[Material for this exercise — start]

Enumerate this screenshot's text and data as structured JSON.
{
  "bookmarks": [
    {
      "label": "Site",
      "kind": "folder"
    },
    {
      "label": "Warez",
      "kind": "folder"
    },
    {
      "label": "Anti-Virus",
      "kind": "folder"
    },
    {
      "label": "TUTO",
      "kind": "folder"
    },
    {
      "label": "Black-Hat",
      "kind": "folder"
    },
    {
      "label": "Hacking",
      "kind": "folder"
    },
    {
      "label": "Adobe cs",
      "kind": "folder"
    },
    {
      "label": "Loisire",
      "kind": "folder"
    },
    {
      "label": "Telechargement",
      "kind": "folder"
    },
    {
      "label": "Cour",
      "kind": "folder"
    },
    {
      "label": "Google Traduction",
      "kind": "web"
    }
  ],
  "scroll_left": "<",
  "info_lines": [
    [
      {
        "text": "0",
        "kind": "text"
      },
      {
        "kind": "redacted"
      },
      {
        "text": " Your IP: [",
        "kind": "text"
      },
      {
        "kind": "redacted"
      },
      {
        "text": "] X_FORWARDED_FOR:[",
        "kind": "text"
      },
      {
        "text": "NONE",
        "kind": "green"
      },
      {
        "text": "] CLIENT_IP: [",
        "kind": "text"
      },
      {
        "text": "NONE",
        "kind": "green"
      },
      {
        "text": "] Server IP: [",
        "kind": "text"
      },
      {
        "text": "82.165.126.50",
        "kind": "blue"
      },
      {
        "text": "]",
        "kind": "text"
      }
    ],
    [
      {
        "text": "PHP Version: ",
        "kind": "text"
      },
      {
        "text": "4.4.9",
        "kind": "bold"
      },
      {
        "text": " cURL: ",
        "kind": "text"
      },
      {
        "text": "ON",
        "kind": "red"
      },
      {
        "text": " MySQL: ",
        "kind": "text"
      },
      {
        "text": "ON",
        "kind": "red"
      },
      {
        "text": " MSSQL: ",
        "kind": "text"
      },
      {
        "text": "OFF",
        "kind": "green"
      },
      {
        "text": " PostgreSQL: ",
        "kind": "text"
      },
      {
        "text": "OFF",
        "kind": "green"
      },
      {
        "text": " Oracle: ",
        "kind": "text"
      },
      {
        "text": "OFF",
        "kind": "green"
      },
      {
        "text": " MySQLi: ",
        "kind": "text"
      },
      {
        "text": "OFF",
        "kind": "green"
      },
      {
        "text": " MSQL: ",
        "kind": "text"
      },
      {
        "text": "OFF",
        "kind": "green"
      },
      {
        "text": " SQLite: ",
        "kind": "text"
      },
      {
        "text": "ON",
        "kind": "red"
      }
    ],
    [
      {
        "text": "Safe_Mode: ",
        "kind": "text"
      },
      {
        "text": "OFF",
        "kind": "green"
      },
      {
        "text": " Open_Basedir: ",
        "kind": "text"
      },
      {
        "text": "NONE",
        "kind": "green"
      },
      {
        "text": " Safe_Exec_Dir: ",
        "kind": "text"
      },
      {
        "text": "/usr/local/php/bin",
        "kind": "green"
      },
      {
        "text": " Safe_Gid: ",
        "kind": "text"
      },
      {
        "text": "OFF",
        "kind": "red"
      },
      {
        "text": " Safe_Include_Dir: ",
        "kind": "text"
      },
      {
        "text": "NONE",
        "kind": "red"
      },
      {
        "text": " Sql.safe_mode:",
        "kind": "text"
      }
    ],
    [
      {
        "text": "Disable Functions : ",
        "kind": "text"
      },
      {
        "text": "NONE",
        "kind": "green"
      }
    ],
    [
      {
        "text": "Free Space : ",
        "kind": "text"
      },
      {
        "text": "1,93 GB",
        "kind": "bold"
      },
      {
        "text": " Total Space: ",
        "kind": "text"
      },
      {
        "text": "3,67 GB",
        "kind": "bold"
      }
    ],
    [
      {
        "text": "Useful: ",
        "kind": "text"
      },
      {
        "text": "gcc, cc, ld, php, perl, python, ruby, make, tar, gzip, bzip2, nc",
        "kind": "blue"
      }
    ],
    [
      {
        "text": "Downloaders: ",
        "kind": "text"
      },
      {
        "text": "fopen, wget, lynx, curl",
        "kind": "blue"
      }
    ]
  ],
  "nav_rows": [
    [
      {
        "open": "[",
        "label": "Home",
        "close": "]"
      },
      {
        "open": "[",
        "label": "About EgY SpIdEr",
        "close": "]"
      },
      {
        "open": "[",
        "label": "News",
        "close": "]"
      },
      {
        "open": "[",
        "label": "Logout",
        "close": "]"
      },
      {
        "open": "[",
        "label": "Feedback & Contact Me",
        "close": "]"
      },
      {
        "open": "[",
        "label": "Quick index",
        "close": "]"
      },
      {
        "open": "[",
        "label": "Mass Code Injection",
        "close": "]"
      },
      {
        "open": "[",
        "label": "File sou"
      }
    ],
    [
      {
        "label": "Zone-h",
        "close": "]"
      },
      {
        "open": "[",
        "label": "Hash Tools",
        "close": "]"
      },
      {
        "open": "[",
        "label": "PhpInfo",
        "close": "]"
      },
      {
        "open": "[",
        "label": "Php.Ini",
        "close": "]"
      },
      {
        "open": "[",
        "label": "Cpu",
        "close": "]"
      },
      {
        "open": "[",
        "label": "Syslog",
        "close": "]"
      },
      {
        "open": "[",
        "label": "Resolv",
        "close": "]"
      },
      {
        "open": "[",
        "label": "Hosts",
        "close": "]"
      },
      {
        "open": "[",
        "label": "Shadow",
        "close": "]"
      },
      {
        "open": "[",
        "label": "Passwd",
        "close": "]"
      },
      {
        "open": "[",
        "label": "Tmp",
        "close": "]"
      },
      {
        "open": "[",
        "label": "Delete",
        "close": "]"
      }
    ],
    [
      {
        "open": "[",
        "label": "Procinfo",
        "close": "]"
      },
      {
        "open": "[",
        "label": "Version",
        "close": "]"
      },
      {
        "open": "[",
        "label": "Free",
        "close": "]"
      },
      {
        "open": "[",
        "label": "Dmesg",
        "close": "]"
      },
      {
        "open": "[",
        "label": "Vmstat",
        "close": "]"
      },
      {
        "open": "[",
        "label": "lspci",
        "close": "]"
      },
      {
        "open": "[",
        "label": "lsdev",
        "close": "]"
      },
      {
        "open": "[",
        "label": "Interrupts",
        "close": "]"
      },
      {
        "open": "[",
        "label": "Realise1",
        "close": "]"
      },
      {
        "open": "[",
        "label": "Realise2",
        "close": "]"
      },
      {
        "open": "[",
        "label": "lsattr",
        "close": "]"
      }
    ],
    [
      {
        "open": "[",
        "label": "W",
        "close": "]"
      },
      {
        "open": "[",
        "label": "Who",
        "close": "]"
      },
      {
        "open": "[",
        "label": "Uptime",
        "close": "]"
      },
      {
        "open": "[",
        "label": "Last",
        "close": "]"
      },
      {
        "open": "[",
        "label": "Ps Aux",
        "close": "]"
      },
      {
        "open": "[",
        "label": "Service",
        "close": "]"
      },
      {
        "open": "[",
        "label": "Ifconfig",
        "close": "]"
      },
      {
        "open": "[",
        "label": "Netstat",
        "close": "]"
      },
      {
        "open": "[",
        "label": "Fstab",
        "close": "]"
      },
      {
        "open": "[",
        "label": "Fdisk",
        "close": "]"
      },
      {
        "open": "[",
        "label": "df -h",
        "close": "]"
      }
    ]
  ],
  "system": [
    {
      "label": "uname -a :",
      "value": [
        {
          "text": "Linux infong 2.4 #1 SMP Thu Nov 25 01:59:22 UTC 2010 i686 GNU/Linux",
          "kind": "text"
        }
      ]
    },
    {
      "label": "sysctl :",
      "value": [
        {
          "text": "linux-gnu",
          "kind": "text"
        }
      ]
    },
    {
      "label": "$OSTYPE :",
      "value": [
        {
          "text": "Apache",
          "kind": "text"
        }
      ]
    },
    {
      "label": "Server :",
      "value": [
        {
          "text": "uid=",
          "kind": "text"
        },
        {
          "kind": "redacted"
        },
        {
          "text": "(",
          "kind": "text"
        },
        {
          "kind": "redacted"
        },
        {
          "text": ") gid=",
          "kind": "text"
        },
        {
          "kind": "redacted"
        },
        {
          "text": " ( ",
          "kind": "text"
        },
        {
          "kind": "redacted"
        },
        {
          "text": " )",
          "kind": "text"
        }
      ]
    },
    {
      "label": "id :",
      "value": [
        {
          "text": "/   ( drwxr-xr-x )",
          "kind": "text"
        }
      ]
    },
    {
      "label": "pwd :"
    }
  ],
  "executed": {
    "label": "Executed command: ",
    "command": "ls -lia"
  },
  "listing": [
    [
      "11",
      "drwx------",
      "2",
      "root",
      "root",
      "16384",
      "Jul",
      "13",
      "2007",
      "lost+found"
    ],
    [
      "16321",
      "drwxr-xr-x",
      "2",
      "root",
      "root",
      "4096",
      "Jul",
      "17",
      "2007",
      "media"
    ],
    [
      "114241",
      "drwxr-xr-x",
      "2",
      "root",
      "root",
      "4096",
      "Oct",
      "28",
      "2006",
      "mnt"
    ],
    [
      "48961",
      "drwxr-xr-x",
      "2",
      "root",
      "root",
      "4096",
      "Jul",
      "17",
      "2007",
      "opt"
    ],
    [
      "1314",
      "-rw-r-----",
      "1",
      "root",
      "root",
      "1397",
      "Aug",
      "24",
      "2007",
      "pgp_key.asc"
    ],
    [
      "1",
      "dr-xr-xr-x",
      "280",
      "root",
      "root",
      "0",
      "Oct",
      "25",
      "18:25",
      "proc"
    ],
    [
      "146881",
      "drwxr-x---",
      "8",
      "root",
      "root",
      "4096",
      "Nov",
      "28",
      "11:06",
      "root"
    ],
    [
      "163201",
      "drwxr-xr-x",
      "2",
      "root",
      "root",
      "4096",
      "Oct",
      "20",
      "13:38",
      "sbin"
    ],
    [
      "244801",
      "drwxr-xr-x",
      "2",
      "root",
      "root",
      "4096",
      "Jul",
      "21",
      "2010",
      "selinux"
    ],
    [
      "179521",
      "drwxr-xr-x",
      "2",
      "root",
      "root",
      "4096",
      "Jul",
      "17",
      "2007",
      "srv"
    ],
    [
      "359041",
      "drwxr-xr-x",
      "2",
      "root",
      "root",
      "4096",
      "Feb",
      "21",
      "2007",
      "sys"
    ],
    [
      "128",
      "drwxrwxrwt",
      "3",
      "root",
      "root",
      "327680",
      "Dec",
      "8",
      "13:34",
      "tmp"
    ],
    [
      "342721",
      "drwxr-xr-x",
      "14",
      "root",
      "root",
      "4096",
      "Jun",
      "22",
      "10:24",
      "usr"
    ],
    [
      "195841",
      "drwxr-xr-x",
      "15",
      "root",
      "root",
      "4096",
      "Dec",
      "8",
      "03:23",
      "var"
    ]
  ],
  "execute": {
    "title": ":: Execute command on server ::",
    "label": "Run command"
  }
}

[Material for this exercise — finish]

Wherever a line in the data above holds "command", copy that line.

Output of the exercise:
    "label": "Executed command: ",
    "command": "ls -lia"
    "title": ":: Execute command on server ::",
    "label": "Run command"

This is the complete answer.